--- START MATERIAL SUPPLIED ---
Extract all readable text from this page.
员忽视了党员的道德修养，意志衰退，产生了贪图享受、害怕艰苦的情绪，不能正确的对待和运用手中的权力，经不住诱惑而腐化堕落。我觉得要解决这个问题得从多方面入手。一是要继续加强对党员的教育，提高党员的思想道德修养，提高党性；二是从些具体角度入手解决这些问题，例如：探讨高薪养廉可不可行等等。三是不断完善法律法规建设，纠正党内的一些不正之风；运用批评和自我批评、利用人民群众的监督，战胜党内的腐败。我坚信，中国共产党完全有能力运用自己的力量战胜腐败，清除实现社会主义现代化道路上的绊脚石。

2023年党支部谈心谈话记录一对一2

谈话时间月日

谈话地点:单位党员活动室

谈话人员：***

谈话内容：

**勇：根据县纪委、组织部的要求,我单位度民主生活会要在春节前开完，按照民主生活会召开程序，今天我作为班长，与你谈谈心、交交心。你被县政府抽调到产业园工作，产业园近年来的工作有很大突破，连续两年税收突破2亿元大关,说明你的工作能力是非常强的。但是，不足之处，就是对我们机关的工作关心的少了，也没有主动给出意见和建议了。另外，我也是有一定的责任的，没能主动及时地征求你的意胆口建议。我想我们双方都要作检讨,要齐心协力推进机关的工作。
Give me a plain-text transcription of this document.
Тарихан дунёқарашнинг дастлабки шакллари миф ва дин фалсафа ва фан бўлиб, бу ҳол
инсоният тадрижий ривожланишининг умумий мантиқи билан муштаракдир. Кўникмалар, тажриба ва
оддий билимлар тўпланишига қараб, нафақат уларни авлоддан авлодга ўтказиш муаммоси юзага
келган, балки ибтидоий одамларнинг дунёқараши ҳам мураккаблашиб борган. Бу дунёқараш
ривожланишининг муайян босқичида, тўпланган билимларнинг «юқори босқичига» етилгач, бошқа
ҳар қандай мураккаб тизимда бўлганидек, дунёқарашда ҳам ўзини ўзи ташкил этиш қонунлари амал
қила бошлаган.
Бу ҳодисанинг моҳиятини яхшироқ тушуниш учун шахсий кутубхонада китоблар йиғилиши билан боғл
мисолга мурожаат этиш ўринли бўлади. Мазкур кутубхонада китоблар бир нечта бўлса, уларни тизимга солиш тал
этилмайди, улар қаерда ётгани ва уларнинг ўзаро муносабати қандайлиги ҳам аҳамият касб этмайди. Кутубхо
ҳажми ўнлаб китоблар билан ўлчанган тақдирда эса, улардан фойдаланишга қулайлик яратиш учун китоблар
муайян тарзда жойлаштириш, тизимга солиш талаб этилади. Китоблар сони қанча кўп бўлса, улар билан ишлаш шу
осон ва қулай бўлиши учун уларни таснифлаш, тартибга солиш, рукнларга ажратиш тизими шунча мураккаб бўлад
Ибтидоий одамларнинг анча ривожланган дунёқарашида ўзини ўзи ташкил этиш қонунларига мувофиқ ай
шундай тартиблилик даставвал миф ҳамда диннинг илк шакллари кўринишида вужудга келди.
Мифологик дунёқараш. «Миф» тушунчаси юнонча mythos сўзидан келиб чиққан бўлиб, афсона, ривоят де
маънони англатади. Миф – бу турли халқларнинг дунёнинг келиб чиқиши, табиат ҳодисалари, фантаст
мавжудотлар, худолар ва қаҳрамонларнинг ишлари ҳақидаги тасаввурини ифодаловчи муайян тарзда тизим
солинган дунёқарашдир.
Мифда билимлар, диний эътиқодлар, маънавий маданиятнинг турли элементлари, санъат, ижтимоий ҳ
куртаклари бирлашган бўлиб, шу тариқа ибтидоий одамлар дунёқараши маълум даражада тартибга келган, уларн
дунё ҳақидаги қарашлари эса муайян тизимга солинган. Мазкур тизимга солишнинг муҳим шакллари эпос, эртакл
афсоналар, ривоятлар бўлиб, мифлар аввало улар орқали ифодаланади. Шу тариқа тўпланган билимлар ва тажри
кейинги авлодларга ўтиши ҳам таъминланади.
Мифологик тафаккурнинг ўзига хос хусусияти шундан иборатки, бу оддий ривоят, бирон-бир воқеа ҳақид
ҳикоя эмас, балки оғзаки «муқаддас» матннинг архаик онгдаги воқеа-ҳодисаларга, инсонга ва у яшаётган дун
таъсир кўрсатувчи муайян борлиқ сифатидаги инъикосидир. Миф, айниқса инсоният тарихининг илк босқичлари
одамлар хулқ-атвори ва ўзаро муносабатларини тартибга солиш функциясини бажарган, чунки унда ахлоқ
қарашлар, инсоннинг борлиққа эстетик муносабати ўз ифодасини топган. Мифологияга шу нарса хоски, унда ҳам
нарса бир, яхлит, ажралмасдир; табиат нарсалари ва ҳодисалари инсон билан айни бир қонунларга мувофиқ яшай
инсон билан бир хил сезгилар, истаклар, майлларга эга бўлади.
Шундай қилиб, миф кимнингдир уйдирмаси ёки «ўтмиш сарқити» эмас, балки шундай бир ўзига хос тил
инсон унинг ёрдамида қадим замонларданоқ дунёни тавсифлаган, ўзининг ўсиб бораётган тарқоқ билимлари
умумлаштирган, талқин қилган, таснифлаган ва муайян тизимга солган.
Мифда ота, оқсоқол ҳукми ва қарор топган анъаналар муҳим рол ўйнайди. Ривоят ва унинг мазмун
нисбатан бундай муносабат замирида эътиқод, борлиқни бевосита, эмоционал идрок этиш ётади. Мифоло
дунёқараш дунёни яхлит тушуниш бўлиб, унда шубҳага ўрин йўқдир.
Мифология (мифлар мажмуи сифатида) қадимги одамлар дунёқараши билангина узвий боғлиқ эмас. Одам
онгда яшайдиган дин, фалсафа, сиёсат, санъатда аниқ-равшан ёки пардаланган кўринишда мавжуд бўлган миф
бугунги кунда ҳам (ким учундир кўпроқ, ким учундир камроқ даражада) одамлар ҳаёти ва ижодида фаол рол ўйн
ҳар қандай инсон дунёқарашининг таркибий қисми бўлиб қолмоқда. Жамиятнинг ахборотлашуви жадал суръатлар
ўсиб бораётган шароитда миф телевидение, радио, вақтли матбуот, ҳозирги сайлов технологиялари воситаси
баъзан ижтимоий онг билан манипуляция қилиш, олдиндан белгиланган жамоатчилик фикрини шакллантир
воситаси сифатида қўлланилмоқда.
--- END MATERIAL SUPPLIED ---
Pick out, from the lines above, every one that contains the string "воситаси".

ўсиб бораётган шароитда миф телевидение, радио, вақтли матбуот, ҳозирги сайлов технологиялари воситаси
воситаси сифатида қўлланилмоқда.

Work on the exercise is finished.